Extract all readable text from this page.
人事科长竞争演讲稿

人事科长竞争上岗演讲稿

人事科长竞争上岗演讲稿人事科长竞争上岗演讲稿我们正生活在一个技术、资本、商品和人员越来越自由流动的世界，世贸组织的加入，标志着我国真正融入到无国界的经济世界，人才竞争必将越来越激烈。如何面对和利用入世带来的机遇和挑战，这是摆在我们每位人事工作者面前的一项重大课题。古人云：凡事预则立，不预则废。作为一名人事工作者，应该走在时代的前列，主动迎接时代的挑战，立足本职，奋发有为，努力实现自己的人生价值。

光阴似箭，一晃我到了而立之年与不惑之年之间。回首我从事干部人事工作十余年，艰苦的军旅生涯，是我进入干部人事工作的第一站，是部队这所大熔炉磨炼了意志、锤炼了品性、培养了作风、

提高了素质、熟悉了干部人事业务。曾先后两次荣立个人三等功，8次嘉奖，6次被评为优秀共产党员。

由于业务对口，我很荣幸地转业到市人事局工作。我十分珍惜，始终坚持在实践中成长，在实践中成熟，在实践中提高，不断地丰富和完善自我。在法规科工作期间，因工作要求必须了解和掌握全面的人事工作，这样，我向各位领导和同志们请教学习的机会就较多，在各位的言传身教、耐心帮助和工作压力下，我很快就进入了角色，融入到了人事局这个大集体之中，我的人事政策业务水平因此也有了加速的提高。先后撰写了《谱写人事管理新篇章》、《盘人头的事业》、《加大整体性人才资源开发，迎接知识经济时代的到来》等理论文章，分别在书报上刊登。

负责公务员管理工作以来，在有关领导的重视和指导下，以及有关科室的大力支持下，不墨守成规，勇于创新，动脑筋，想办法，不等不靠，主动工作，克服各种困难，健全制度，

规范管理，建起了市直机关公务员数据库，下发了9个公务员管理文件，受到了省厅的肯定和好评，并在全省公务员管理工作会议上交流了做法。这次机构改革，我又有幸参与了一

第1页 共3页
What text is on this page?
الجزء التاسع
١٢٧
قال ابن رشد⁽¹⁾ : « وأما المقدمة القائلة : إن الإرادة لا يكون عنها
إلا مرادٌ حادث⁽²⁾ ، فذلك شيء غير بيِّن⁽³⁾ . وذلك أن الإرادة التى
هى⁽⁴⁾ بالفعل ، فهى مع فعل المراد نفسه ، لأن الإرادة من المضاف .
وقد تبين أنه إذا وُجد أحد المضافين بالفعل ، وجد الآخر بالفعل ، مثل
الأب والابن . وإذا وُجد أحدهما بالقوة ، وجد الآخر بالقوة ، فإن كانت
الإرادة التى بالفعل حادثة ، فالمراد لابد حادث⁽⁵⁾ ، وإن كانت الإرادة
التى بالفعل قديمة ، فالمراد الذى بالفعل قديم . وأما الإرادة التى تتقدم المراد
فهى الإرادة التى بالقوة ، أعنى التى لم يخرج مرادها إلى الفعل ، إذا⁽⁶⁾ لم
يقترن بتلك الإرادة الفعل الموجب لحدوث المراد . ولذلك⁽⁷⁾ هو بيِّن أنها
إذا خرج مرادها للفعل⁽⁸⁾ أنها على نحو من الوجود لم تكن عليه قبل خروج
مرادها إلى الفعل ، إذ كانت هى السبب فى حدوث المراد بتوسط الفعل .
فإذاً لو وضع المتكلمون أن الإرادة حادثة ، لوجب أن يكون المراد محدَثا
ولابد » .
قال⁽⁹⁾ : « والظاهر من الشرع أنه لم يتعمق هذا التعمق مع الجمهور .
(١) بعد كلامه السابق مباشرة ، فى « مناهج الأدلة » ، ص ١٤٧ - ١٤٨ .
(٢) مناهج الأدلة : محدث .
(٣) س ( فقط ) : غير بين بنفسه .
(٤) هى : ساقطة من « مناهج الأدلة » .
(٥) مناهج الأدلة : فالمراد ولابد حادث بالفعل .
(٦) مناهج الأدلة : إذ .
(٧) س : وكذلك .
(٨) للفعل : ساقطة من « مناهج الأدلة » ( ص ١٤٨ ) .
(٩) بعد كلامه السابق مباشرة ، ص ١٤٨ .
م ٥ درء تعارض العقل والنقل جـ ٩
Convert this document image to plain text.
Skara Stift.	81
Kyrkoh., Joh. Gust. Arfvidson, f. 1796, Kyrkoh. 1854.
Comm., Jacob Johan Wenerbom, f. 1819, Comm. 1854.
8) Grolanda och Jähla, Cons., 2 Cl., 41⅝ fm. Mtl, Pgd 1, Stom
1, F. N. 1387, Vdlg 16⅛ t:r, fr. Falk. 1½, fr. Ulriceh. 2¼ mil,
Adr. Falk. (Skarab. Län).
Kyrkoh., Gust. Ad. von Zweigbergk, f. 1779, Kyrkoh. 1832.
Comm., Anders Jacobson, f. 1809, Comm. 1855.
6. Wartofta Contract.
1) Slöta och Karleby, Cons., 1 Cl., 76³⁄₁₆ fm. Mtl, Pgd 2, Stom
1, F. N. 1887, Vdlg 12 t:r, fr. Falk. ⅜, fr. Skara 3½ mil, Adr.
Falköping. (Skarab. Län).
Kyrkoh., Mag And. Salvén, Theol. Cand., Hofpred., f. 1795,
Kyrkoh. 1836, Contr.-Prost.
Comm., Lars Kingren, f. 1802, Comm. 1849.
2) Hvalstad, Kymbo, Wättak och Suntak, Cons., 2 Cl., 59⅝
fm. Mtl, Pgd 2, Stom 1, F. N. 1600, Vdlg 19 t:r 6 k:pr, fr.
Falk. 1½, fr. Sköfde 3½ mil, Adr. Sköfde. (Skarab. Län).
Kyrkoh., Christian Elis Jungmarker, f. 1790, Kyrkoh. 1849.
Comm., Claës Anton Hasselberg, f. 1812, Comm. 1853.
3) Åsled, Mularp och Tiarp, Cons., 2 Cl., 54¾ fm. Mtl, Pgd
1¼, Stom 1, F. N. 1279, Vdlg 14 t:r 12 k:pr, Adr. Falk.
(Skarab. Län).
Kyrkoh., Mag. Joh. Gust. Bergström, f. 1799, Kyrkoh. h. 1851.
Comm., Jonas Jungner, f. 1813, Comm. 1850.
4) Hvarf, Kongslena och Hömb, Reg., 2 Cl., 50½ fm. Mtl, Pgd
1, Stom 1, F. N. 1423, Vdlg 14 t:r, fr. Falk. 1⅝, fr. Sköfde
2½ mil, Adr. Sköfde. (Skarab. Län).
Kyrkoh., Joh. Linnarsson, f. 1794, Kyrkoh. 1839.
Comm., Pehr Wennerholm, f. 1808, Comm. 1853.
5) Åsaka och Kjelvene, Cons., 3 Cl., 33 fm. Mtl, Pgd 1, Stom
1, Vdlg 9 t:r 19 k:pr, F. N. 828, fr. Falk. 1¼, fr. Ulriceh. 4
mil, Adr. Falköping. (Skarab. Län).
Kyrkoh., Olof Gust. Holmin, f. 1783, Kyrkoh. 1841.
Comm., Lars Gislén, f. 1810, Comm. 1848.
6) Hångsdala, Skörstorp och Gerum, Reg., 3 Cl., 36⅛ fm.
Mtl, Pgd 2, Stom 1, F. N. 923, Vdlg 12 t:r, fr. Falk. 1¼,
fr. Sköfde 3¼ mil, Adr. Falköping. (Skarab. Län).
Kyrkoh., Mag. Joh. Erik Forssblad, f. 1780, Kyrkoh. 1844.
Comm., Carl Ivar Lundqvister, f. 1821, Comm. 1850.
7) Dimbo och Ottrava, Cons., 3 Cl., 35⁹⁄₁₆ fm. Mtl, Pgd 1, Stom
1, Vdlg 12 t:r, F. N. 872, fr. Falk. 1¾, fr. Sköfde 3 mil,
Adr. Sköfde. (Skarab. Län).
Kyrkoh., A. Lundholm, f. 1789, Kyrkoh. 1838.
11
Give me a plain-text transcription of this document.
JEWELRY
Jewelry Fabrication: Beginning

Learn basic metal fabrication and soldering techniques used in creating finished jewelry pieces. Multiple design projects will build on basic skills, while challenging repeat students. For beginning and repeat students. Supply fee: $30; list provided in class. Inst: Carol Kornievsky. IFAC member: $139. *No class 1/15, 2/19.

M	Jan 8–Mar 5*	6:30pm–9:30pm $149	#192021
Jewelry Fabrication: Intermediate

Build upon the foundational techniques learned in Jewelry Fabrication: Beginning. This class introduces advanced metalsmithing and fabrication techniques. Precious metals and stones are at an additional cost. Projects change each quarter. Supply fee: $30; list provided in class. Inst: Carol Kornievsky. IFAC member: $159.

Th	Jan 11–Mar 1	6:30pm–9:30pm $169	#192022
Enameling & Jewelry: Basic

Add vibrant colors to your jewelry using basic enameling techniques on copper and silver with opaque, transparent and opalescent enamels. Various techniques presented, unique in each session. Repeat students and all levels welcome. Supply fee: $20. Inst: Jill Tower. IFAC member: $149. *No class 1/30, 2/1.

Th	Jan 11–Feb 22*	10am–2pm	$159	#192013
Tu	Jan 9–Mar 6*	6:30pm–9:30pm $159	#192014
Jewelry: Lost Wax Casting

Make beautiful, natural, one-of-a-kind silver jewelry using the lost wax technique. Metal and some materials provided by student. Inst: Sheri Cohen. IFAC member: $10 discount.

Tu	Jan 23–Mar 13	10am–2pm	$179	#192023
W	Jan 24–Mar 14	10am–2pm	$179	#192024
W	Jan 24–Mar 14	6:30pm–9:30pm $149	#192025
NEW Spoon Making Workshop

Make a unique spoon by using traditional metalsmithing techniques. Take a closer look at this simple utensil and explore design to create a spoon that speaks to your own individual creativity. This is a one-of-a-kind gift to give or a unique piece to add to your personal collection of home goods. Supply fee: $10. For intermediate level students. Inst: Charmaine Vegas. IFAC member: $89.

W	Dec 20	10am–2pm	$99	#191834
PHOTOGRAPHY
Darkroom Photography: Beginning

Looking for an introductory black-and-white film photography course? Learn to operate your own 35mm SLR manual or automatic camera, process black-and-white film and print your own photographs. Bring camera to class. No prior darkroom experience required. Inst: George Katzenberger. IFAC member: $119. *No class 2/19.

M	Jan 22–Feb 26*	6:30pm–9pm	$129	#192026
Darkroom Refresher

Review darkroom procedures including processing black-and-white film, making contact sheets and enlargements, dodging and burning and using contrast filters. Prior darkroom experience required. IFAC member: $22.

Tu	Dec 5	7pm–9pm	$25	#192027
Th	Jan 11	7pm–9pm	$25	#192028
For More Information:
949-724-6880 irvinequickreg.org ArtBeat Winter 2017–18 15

......

*WRITTEN PROBLEM*
Copy each line of the data above that holds "Gust".

*FULL RESPONSE*
Kyrkoh., Joh. Gust. Arfvidson, f. 1796, Kyrkoh. 1854.
Kyrkoh., Gust. Ad. von Zweigbergk, f. 1779, Kyrkoh. 1832.
Kyrkoh., Mag. Joh. Gust. Bergström, f. 1799, Kyrkoh. h. 1851.
Kyrkoh., Olof Gust. Holmin, f. 1783, Kyrkoh. 1841.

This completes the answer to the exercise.